> The problem
Write out the whole listing again, exactly as given.

> Provided information

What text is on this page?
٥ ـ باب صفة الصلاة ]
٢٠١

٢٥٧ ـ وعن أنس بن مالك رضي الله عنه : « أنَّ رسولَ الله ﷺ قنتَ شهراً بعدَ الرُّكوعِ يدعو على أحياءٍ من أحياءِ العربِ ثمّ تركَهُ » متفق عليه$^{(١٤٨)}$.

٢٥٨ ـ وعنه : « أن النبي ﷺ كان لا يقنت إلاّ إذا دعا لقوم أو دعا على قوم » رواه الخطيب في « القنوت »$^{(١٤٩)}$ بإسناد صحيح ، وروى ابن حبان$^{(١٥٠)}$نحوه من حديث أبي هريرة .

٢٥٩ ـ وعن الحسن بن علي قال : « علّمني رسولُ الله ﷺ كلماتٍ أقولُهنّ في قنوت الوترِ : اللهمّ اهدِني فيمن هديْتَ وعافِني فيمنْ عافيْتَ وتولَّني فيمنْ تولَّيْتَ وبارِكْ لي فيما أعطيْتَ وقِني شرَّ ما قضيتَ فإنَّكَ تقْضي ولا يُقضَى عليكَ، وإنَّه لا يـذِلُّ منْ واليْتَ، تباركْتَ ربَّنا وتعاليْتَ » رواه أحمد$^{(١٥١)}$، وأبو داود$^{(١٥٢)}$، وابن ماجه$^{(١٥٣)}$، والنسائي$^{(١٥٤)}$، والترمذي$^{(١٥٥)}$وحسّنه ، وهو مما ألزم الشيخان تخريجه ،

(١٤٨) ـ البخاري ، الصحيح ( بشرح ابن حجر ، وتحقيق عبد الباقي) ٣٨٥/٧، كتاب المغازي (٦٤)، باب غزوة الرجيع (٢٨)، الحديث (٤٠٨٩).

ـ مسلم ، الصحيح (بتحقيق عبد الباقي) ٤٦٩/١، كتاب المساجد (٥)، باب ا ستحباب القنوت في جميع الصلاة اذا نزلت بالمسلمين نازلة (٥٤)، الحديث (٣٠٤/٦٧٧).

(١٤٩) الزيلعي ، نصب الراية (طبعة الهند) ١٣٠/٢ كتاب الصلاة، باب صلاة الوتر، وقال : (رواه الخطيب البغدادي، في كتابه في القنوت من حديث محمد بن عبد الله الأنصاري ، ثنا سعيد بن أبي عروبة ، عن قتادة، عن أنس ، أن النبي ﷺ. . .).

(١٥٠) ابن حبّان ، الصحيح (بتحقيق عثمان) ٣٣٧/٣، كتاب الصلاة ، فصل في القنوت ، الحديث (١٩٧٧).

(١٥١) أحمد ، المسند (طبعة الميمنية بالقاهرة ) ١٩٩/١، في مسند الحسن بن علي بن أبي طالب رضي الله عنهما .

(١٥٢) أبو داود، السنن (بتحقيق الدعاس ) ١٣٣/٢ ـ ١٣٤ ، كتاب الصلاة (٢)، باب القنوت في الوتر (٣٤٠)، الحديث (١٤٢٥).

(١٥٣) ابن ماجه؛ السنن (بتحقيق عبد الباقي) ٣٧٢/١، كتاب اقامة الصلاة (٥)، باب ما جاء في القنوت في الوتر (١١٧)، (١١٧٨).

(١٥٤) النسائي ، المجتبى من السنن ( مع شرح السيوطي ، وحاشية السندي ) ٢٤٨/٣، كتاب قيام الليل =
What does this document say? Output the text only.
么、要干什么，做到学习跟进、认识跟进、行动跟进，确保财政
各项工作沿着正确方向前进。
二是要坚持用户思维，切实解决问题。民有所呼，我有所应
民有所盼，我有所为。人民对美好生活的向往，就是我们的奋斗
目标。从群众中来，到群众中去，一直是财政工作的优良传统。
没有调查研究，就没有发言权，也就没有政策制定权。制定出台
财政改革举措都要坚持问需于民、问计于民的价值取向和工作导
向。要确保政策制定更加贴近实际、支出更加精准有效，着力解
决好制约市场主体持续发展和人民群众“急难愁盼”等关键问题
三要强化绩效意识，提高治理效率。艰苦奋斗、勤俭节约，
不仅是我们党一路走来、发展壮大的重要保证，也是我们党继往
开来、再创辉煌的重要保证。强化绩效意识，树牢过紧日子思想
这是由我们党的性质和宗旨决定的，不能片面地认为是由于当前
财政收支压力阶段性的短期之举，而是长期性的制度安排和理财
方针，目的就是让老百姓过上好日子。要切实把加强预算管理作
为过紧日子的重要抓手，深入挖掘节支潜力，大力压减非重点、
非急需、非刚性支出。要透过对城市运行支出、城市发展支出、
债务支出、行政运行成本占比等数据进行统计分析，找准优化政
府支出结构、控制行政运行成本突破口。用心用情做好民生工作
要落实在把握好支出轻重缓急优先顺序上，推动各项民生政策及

> Solved problem
What text is on this page?
٥ ـ باب صفة الصلاة ]
٢٠١

٢٥٧ ـ وعن أنس بن مالك رضي الله عنه : « أنَّ رسولَ الله ﷺ قنتَ شهراً بعدَ الرُّكوعِ يدعو على أحياءٍ من أحياءِ العربِ ثمّ تركَهُ » متفق عليه$^{(١٤٨)}$.

٢٥٨ ـ وعنه : « أن النبي ﷺ كان لا يقنت إلاّ إذا دعا لقوم أو دعا على قوم » رواه الخطيب في « القنوت »$^{(١٤٩)}$ بإسناد صحيح ، وروى ابن حبان$^{(١٥٠)}$نحوه من حديث أبي هريرة .

٢٥٩ ـ وعن الحسن بن علي قال : « علّمني رسولُ الله ﷺ كلماتٍ أقولُهنّ في قنوت الوترِ : اللهمّ اهدِني فيمن هديْتَ وعافِني فيمنْ عافيْتَ وتولَّني فيمنْ تولَّيْتَ وبارِكْ لي فيما أعطيْتَ وقِني شرَّ ما قضيتَ فإنَّكَ تقْضي ولا يُقضَى عليكَ، وإنَّه لا يـذِلُّ منْ واليْتَ، تباركْتَ ربَّنا وتعاليْتَ » رواه أحمد$^{(١٥١)}$، وأبو داود$^{(١٥٢)}$، وابن ماجه$^{(١٥٣)}$، والنسائي$^{(١٥٤)}$، والترمذي$^{(١٥٥)}$وحسّنه ، وهو مما ألزم الشيخان تخريجه ،

(١٤٨) ـ البخاري ، الصحيح ( بشرح ابن حجر ، وتحقيق عبد الباقي) ٣٨٥/٧، كتاب المغازي (٦٤)، باب غزوة الرجيع (٢٨)، الحديث (٤٠٨٩).

ـ مسلم ، الصحيح (بتحقيق عبد الباقي) ٤٦٩/١، كتاب المساجد (٥)، باب ا ستحباب القنوت في جميع الصلاة اذا نزلت بالمسلمين نازلة (٥٤)، الحديث (٣٠٤/٦٧٧).

(١٤٩) الزيلعي ، نصب الراية (طبعة الهند) ١٣٠/٢ كتاب الصلاة، باب صلاة الوتر، وقال : (رواه الخطيب البغدادي، في كتابه في القنوت من حديث محمد بن عبد الله الأنصاري ، ثنا سعيد بن أبي عروبة ، عن قتادة، عن أنس ، أن النبي ﷺ. . .).

(١٥٠) ابن حبّان ، الصحيح (بتحقيق عثمان) ٣٣٧/٣، كتاب الصلاة ، فصل في القنوت ، الحديث (١٩٧٧).

(١٥١) أحمد ، المسند (طبعة الميمنية بالقاهرة ) ١٩٩/١، في مسند الحسن بن علي بن أبي طالب رضي الله عنهما .

(١٥٢) أبو داود، السنن (بتحقيق الدعاس ) ١٣٣/٢ ـ ١٣٤ ، كتاب الصلاة (٢)، باب القنوت في الوتر (٣٤٠)، الحديث (١٤٢٥).

(١٥٣) ابن ماجه؛ السنن (بتحقيق عبد الباقي) ٣٧٢/١، كتاب اقامة الصلاة (٥)، باب ما جاء في القنوت في الوتر (١١٧)، (١١٧٨).

(١٥٤) النسائي ، المجتبى من السنن ( مع شرح السيوطي ، وحاشية السندي ) ٢٤٨/٣، كتاب قيام الليل =
What does this document say? Output the text only.
么、要干什么，做到学习跟进、认识跟进、行动跟进，确保财政
各项工作沿着正确方向前进。
二是要坚持用户思维，切实解决问题。民有所呼，我有所应
民有所盼，我有所为。人民对美好生活的向往，就是我们的奋斗
目标。从群众中来，到群众中去，一直是财政工作的优良传统。
没有调查研究，就没有发言权，也就没有政策制定权。制定出台
财政改革举措都要坚持问需于民、问计于民的价值取向和工作导
向。要确保政策制定更加贴近实际、支出更加精准有效，着力解
决好制约市场主体持续发展和人民群众“急难愁盼”等关键问题
三要强化绩效意识，提高治理效率。艰苦奋斗、勤俭节约，
不仅是我们党一路走来、发展壮大的重要保证，也是我们党继往
开来、再创辉煌的重要保证。强化绩效意识，树牢过紧日子思想
这是由我们党的性质和宗旨决定的，不能片面地认为是由于当前
财政收支压力阶段性的短期之举，而是长期性的制度安排和理财
方针，目的就是让老百姓过上好日子。要切实把加强预算管理作
为过紧日子的重要抓手，深入挖掘节支潜力，大力压减非重点、
非急需、非刚性支出。要透过对城市运行支出、城市发展支出、
债务支出、行政运行成本占比等数据进行统计分析，找准优化政
府支出结构、控制行政运行成本突破口。用心用情做好民生工作
要落实在把握好支出轻重缓急优先顺序上，推动各项民生政策及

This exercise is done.